§ **Instructions for the task**: Copy out each line of the following records word for word.

Start of Material shown

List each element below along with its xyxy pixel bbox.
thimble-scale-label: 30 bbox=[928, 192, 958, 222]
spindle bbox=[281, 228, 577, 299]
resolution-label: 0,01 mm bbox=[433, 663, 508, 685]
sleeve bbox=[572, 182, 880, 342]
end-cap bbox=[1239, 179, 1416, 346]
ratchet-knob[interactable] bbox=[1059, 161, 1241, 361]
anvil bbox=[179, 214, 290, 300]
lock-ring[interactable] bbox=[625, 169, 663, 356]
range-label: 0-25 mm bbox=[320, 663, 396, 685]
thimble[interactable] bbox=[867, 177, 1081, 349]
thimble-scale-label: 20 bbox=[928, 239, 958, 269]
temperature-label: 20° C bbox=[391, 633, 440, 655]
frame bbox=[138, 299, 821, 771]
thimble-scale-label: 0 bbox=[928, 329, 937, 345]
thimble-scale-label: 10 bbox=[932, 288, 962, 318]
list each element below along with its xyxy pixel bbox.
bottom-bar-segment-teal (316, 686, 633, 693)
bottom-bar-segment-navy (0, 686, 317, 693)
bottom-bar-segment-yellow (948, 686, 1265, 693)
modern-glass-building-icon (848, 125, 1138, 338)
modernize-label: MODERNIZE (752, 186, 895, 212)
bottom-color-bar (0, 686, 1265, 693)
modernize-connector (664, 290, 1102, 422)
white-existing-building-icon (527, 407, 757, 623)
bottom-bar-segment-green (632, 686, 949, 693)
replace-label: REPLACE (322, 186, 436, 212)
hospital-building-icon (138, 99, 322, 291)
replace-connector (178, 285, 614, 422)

End of Material shown

§ **Answer to the exercise**:
List each element below along with its xyxy pixel bbox.
thimble-scale-label: 30 bbox=[928, 192, 958, 222]
spindle bbox=[281, 228, 577, 299]
resolution-label: 0,01 mm bbox=[433, 663, 508, 685]
sleeve bbox=[572, 182, 880, 342]
end-cap bbox=[1239, 179, 1416, 346]
ratchet-knob[interactable] bbox=[1059, 161, 1241, 361]
anvil bbox=[179, 214, 290, 300]
lock-ring[interactable] bbox=[625, 169, 663, 356]
range-label: 0-25 mm bbox=[320, 663, 396, 685]
thimble[interactable] bbox=[867, 177, 1081, 349]
thimble-scale-label: 20 bbox=[928, 239, 958, 269]
temperature-label: 20° C bbox=[391, 633, 440, 655]
frame bbox=[138, 299, 821, 771]
thimble-scale-label: 0 bbox=[928, 329, 937, 345]
thimble-scale-label: 10 bbox=[932, 288, 962, 318]
list each element below along with its xyxy pixel bbox.
bottom-bar-segment-teal (316, 686, 633, 693)
bottom-bar-segment-navy (0, 686, 317, 693)
bottom-bar-segment-yellow (948, 686, 1265, 693)
modern-glass-building-icon (848, 125, 1138, 338)
modernize-label: MODERNIZE (752, 186, 895, 212)
bottom-color-bar (0, 686, 1265, 693)
modernize-connector (664, 290, 1102, 422)
white-existing-building-icon (527, 407, 757, 623)
bottom-bar-segment-green (632, 686, 949, 693)
replace-label: REPLACE (322, 186, 436, 212)
hospital-building-icon (138, 99, 322, 291)
replace-connector (178, 285, 614, 422)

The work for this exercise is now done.